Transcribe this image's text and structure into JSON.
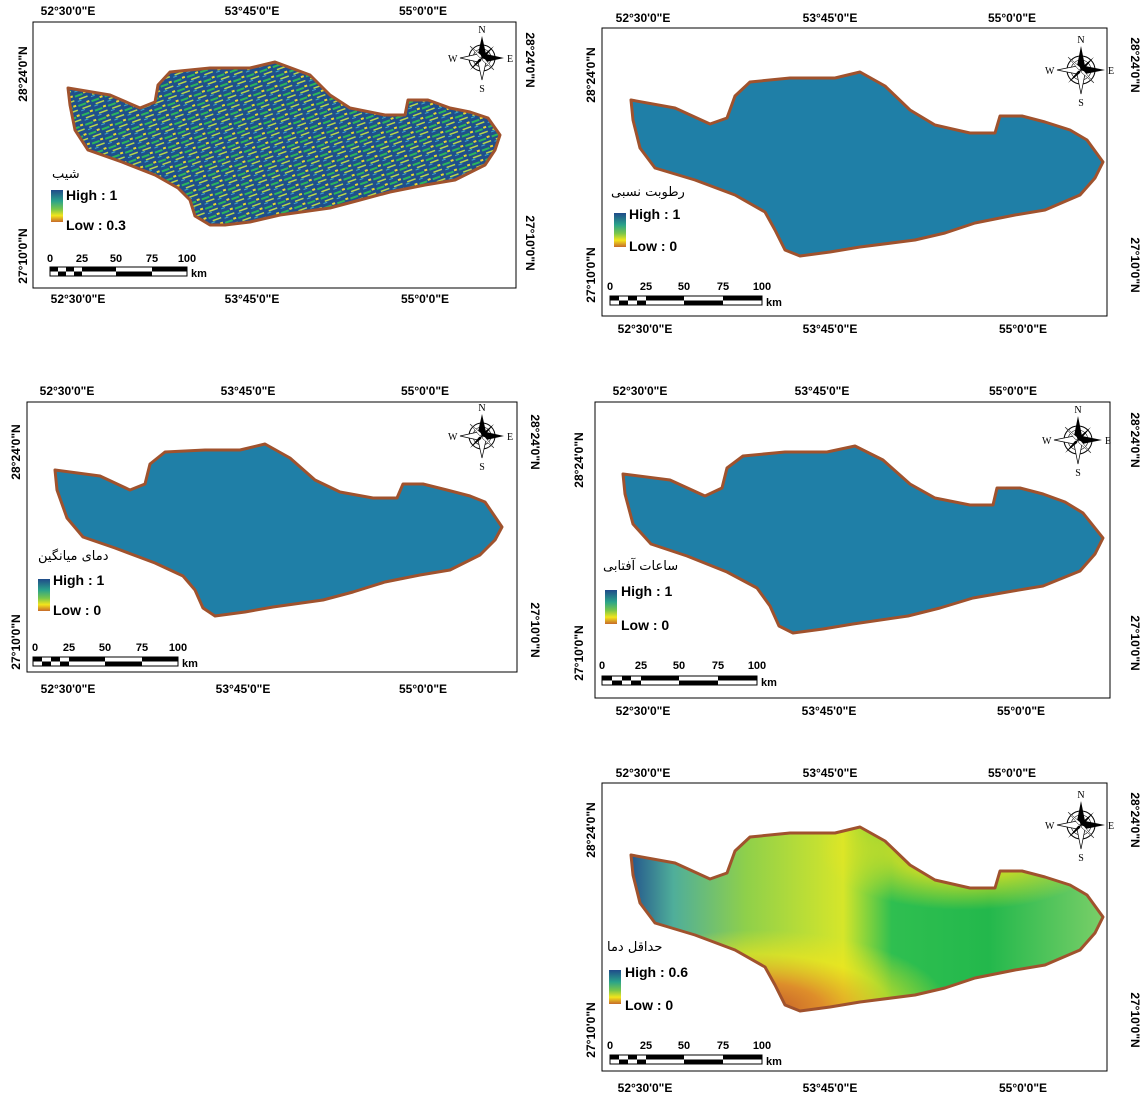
{
  "coords": {
    "lon": [
      "52°30'0\"E",
      "53°45'0\"E",
      "55°0'0\"E"
    ],
    "lat": [
      "28°24'0\"N",
      "27°10'0\"N"
    ]
  },
  "compass": {
    "n": "N",
    "s": "S",
    "e": "E",
    "w": "W"
  },
  "scalebar": {
    "ticks": [
      "0",
      "25",
      "50",
      "75",
      "100"
    ],
    "unit": "km"
  },
  "colors": {
    "boundary": "#a0522d",
    "uniform_fill": "#1f7fa7",
    "ramp_top": "#1f4b8a",
    "ramp_mid": "#2fbf50",
    "ramp_low_mid": "#f3e51c",
    "ramp_bottom": "#c66a2a"
  },
  "maps": [
    {
      "id": "slope",
      "title": "شیب",
      "high": "High : 1",
      "low": "Low : 0.3"
    },
    {
      "id": "relative-humidity",
      "title": "رطوبت نسبی",
      "high": "High : 1",
      "low": "Low : 0"
    },
    {
      "id": "mean-temperature",
      "title": "دمای میانگین",
      "high": "High : 1",
      "low": "Low : 0"
    },
    {
      "id": "sunshine-hours",
      "title": "ساعات آفتابی",
      "high": "High : 1",
      "low": "Low : 0"
    },
    {
      "id": "minimum-temperature",
      "title": "حداقل دما",
      "high": "High : 0.6",
      "low": "Low : 0"
    }
  ]
}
====
● **Required work**:
In the listing above, how many lines include the word "title"? Answer with the number and nothing more.

● **Final answer**:
5